[Opening Exercise text section]
Nan Cohen, a former Stegner fellow who teaches poetry in the English department, describes Boland as a wonderful “diagnostician.” “She has an amazing ability to discern the crack or flaw that is deforming the whole poem,” Cohen says. “She can grasp what writers are trying to do and show them what is keeping them from doing it. Sometimes it’s almost surgical: the wrong line comes out and suddenly the poem is there.”

Since arriving at Stanford, Boland has published two more volumes of poetry—The Lost Land (1998) and Against Love Poetry (2001). She continues to publish regularly in the New Yorker, Atlantic, Threepenny Review, Kenyon Review and American Poetry Review. She recently co-edited, with Mark Strand, The Making of a Poem: A Norton Anthology of Poetic Forms (2001).

A self-described “late developer,” Boland says that although she published early, a distinctive voice took time to develop and she only began to hear it with her third book, Night Feed (1982). Gelpi says Boland’s power often derives from her ability to write about the transitory—“about being in a moment, even as that moment is passing.” It could be a domestic turmoil, like the near death of her infant daughter from meningitis, or a historic tragedy, like the plight of Irish villagers on the northwest coast who survived the famine by eating seaweed.

Eavan Boland sitting at a small table

The almost tactile images Boland creates on a page may have to do with growing up as the daughter of painter Frances Kelly, a well-known portrait and still-life artist whose work is displayed in the National Gallery of Ireland in Dublin. The youngest of five children, Boland was allowed into her mother’s studio only at the end of the day, when she wondered at the big paintbrushes and cans of turpentine.
[Closing Exercise text section]
[Opening Input data section]
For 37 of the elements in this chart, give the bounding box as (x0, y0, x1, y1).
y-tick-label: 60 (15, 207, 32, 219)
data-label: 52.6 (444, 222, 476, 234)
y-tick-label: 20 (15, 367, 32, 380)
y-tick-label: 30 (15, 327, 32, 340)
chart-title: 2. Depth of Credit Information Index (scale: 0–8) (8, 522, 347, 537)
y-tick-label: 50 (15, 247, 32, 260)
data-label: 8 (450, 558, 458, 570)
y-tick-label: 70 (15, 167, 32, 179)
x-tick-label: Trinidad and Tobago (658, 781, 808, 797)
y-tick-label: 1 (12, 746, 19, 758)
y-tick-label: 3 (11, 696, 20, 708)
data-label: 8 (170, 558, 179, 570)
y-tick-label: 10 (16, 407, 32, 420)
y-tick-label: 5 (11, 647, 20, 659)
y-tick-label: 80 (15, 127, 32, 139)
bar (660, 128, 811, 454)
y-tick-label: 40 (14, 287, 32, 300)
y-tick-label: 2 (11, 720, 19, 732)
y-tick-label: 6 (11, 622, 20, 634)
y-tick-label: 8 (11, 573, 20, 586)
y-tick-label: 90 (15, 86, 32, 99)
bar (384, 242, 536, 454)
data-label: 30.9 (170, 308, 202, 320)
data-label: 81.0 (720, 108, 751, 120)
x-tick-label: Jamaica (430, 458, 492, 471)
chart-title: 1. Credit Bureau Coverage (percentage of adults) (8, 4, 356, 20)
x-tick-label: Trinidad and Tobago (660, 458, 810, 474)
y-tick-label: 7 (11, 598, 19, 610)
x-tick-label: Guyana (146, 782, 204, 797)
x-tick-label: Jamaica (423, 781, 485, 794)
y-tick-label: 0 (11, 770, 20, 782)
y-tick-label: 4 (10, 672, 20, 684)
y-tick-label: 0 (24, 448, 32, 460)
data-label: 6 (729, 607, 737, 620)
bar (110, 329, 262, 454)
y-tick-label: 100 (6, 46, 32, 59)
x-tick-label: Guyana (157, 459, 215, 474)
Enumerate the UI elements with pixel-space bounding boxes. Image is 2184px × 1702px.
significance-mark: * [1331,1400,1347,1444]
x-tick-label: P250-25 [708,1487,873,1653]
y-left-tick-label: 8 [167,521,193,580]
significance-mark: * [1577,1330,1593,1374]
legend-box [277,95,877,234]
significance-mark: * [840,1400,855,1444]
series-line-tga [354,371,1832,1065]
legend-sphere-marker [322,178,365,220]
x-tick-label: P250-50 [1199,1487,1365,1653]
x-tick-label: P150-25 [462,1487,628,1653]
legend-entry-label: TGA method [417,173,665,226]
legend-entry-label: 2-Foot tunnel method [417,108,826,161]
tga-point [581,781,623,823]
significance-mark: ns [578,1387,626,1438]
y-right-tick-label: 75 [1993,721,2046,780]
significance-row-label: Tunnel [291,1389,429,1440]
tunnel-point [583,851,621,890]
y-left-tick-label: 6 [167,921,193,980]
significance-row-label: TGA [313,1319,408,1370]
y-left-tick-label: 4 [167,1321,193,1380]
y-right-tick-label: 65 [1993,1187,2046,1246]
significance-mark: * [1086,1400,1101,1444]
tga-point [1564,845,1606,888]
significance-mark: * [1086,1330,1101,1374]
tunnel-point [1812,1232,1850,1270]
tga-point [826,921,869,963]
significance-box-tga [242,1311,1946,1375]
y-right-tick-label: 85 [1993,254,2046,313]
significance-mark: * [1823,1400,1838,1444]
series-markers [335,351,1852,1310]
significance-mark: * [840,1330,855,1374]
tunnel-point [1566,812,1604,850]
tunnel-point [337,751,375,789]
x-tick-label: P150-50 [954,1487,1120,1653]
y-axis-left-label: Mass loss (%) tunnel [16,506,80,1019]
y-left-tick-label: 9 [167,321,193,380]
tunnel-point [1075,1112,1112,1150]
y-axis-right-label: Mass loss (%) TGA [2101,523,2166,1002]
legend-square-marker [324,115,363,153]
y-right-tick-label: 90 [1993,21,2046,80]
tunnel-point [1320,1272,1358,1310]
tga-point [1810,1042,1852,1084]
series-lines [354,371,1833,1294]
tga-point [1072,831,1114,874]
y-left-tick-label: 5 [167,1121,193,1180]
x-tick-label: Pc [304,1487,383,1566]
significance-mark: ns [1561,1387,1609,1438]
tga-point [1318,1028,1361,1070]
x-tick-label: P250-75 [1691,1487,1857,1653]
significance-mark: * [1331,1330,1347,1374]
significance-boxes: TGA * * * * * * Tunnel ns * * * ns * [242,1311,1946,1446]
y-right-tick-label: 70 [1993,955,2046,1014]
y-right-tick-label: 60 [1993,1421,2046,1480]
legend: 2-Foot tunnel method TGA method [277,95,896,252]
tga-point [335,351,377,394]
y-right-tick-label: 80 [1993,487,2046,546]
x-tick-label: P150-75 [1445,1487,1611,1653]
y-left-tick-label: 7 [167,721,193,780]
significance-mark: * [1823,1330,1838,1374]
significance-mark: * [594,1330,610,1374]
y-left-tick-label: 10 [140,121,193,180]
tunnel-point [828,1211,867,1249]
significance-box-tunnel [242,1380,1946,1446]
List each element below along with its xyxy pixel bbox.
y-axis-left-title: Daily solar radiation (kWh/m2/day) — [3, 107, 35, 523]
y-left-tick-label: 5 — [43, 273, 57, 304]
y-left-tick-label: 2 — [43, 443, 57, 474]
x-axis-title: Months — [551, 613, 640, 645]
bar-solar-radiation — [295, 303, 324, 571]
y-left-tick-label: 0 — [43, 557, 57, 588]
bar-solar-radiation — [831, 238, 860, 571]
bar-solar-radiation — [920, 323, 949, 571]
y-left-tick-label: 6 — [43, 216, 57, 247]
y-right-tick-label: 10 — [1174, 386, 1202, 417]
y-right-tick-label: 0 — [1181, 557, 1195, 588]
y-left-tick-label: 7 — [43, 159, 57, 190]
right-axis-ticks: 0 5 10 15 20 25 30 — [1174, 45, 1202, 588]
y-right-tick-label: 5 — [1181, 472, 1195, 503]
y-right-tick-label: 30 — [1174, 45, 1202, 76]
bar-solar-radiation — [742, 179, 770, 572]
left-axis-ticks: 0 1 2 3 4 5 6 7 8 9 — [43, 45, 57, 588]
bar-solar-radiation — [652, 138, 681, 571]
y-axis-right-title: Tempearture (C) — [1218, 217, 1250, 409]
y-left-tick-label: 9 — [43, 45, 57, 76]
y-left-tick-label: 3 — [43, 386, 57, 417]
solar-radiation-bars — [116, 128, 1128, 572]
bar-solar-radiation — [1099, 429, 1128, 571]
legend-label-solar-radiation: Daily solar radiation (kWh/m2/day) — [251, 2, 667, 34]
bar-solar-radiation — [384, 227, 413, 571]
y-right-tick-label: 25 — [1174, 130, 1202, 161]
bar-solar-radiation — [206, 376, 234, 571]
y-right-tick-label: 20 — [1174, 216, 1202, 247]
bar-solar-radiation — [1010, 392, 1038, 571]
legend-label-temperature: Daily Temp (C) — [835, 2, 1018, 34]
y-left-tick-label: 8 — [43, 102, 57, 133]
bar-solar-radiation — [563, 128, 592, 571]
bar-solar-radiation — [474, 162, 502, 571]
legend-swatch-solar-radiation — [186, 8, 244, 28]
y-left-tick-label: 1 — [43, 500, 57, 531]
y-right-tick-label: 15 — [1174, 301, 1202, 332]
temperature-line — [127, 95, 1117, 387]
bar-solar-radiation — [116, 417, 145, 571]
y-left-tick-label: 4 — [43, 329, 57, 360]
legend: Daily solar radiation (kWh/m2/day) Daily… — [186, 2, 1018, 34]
[Closing Input data section]
• **Exercise aim**:
Resume the profile of poet Eavan Boland, picking up right after its final sentence, the one ending "cans of turpentine."

• **Exercise result**:
“If I think of myself as anything, I slightly think of myself as a painter’s child,” she says. “There’s a very plainspoken part of my mind that is interested in objects and surfaces and attitudes and light.” Boland also learned from her mother’s work that painters pause for no muse. “They don’t talk nonsense about waiting for inspiration. They just follow the daylight and paint.”

In her ninth and newest collection of poems, Boland plows rich ground—from Irish wolves to emigrant letters, transfiguration to computer codes—and three of the most intriguing words comprise the title. Against Love Poetry is dedicated to Casey, her husband of 32 years, whom she pictures as a steady “clear spirit,” in contrast to her own young “talkative, unsure, unsettled self.” But mostly Boland examines the kinds of questions long-standing couples ask themselves and each other:

Where are the lives we lived
when we were young?
Our kisses, the heat of our skin, our bitter words?
 The first waking to the first child’s cry?

The new collection honors the complications and contradictions of married love, not the romantic aspect so often celebrated with sonnets and scarves. “Love poetry has edited out so much of what we think of the daily and the humdrum and the ordinary,” Boland says. “And that, of course, is where the steadfastness between men and women is found.”

In one poem, she uncovers love in the horrors of the Irish famine, recalling the true story of a married couple who left a workhouse for the poor in the winter of 1847, to return home. They walked west and north, the husband carrying his weakened wife on his back.

In the morning they were both found dead.
Of cold. Of hunger. Of the toxins of a whole history.
But her feet were held against his breastbone.
 The last heat of his flesh was his last gift to her.

“We think of art in a certain way as something that adds enormously to our understanding of the world, both morally and personally,” Boland says. “But the truth is that art is not ethical, but imaginative. And it is full of the creation of untidy human people we totally believe in and want to sit next to and want to live with.” Like that fated couple.


Diane Rogers is a senior writer at Stanford.